▸ **DATA FOR THE TASK**
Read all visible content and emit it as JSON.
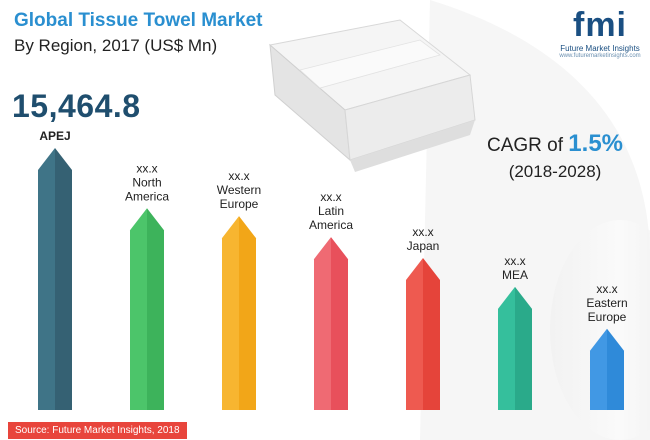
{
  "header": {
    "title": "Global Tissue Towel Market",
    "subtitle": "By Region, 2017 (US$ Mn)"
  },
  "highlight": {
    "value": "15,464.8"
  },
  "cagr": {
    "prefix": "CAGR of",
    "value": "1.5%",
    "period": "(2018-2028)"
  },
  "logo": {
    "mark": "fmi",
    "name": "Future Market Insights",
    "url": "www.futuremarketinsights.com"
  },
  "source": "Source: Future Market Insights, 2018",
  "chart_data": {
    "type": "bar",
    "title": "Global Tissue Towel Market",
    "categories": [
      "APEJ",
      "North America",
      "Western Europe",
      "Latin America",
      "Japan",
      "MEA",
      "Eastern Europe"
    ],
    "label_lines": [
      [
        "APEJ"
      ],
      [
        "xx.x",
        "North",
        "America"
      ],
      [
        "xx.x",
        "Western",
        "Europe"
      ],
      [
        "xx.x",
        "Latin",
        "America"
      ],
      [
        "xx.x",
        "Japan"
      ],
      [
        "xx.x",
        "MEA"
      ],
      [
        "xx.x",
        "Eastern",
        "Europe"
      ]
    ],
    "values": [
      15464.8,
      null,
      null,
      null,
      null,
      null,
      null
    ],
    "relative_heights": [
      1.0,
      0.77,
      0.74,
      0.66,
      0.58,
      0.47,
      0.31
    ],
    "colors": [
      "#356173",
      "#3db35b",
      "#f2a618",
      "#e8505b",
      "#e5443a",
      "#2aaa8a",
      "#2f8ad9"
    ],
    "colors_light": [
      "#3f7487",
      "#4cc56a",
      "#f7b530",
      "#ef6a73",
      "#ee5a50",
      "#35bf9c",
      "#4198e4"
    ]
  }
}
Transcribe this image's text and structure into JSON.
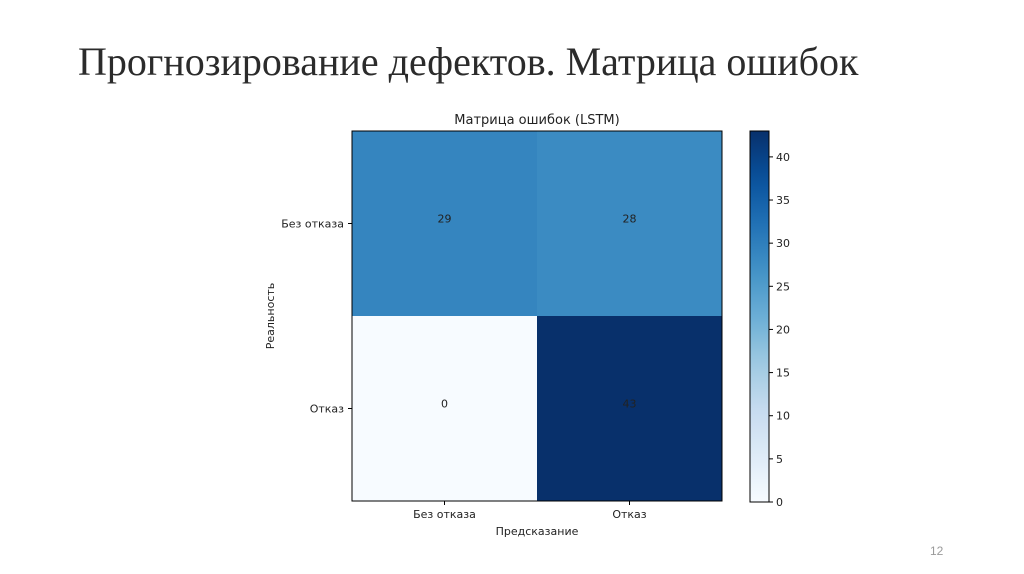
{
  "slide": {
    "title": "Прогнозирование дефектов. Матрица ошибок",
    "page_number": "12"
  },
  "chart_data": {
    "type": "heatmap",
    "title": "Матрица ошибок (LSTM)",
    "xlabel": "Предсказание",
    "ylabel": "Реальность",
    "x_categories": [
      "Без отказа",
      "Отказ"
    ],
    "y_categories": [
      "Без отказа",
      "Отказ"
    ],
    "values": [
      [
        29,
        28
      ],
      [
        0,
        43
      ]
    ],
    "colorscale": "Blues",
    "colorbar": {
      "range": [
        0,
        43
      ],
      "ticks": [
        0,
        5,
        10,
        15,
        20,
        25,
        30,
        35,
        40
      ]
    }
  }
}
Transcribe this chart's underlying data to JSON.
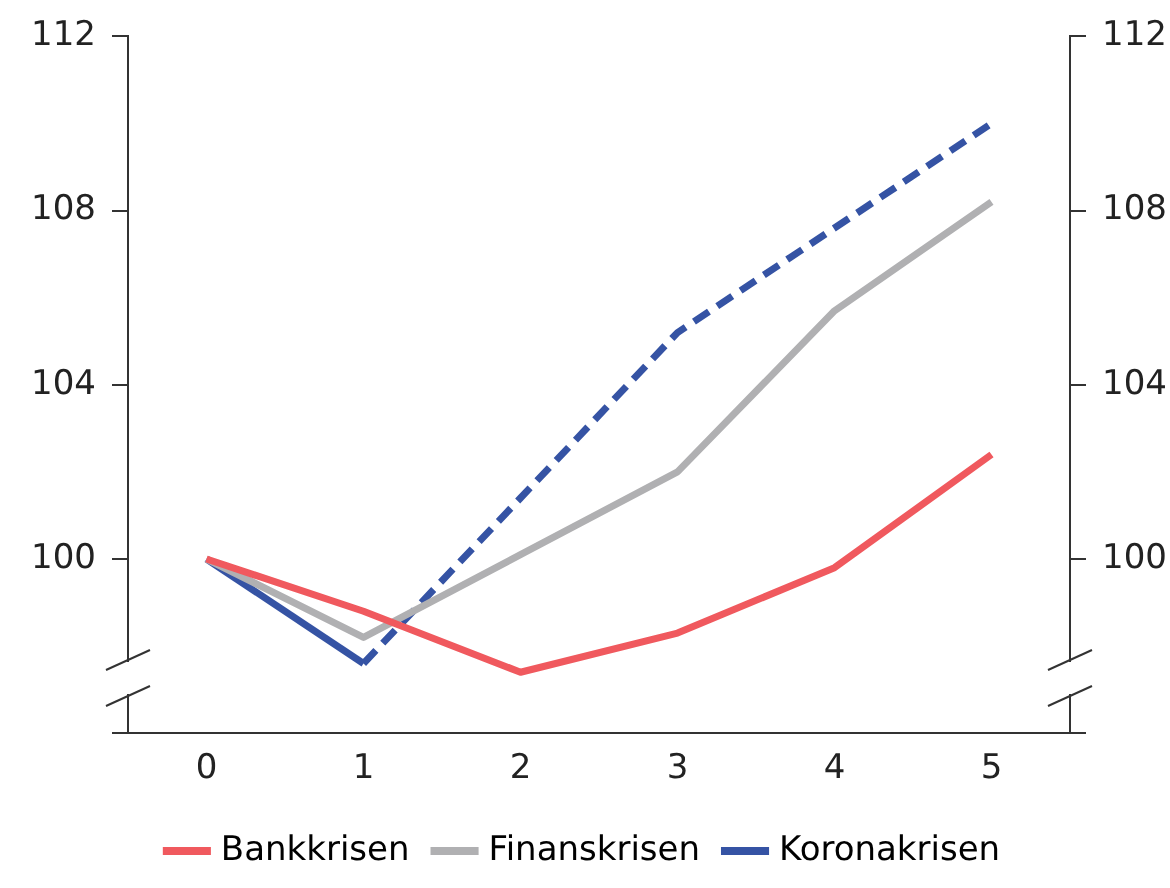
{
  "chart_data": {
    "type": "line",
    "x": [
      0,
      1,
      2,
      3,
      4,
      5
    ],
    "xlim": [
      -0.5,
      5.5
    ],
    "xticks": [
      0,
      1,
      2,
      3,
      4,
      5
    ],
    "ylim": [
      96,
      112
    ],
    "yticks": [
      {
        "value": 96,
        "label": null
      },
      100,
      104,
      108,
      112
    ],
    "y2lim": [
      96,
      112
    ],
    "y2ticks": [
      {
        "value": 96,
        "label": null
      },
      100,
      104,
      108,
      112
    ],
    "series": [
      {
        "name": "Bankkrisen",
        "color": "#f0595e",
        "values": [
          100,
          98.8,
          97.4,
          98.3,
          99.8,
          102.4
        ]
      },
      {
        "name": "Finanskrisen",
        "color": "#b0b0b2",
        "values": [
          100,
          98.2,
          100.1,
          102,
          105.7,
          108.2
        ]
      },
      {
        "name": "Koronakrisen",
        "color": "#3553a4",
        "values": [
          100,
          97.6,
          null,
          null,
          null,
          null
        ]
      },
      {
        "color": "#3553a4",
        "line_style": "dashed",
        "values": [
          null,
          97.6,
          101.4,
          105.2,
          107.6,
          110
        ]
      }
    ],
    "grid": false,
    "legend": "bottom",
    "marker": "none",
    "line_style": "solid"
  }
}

▸ **PROBLEM TO WORK ON**
Print, exactly and only, the lines running from the line with "Transcribe this chart's" through the last line of the data, including both. Skip any picture.

▸ **TASK RESPONSE**
Transcribe this chart's underlying data to JSON.
{
  "chart_data": {
    "type": "line",
    "x": [
      0,
      1,
      2,
      3,
      4,
      5
    ],
    "xlim": [
      -0.5,
      5.5
    ],
    "xticks": [
      0,
      1,
      2,
      3,
      4,
      5
    ],
    "ylim": [
      96,
      112
    ],
    "yticks": [
      {
        "value": 96,
        "label": null
      },
      100,
      104,
      108,
      112
    ],
    "y2lim": [
      96,
      112
    ],
    "y2ticks": [
      {
        "value": 96,
        "label": null
      },
      100,
      104,
      108,
      112
    ],
    "series": [
      {
        "name": "Bankkrisen",
        "color": "#f0595e",
        "values": [
          100,
          98.8,
          97.4,
          98.3,
          99.8,
          102.4
        ]
      },
      {
        "name": "Finanskrisen",
        "color": "#b0b0b2",
        "values": [
          100,
          98.2,
          100.1,
          102,
          105.7,
          108.2
        ]
      },
      {
        "name": "Koronakrisen",
        "color": "#3553a4",
        "values": [
          100,
          97.6,
          null,
          null,
          null,
          null
        ]
      },
      {
        "color": "#3553a4",
        "line_style": "dashed",
        "values": [
          null,
          97.6,
          101.4,
          105.2,
          107.6,
          110
        ]
      }
    ],
    "grid": false,
    "legend": "bottom",
    "marker": "none",
    "line_style": "solid"
  }
}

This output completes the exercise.